_Work required_.
Set down every entry word for word. Omit the pictures.

[start]

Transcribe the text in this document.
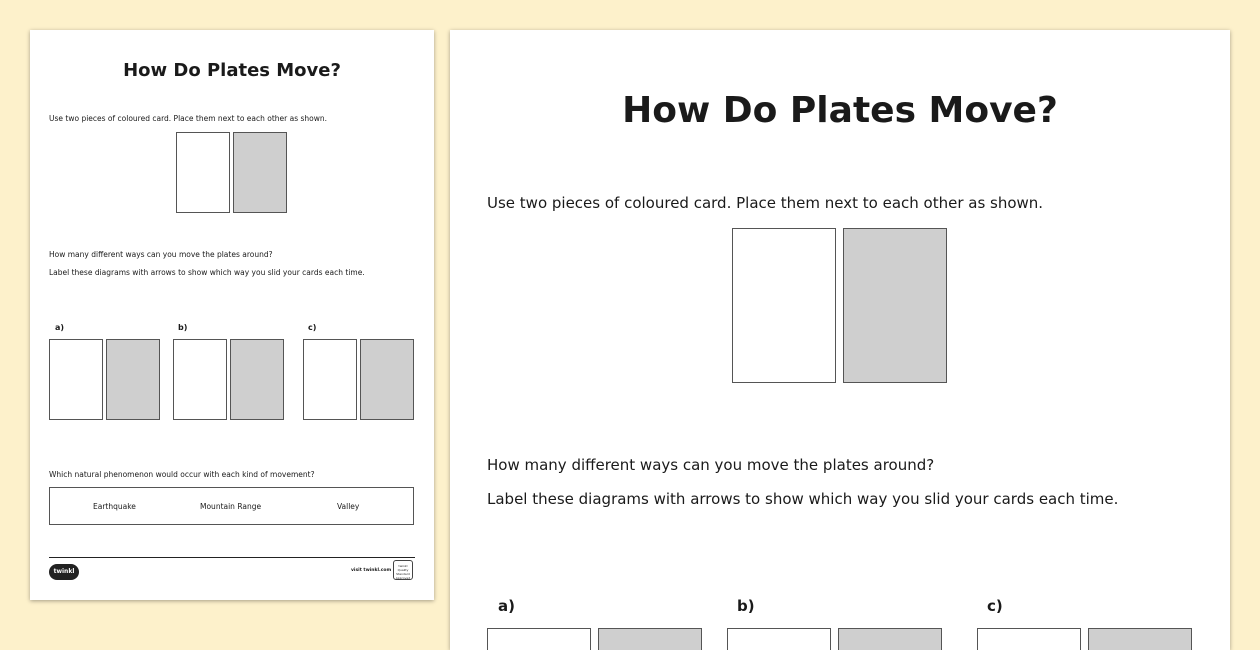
How Do Plates Move?
Use two pieces of coloured card. Place them next to each other as shown.
How many different ways can you move the plates around?
Label these diagrams with arrows to show which way you slid your cards each time.
a)	b)	c)
Which natural phenomenon would occur with each kind of movement?
Earthquake	Mountain Range	Valley
twinkl	visit twinkl.com
twinkl Quality Standard Approved
How Do Plates Move?
Use two pieces of coloured card. Place them next to each other as shown.
How many different ways can you move the plates around?
Label these diagrams with arrows to show which way you slid your cards each time.
a)	b)	c)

[end]

_Result of the task_.
Transcribe the text in this document.
How Do Plates Move?
Use two pieces of coloured card. Place them next to each other as shown.
How many different ways can you move the plates around?
Label these diagrams with arrows to show which way you slid your cards each time.
a)	b)	c)
Which natural phenomenon would occur with each kind of movement?
Earthquake	Mountain Range	Valley
twinkl	visit twinkl.com
twinkl Quality Standard Approved
How Do Plates Move?
Use two pieces of coloured card. Place them next to each other as shown.
How many different ways can you move the plates around?
Label these diagrams with arrows to show which way you slid your cards each time.
a)	b)	c)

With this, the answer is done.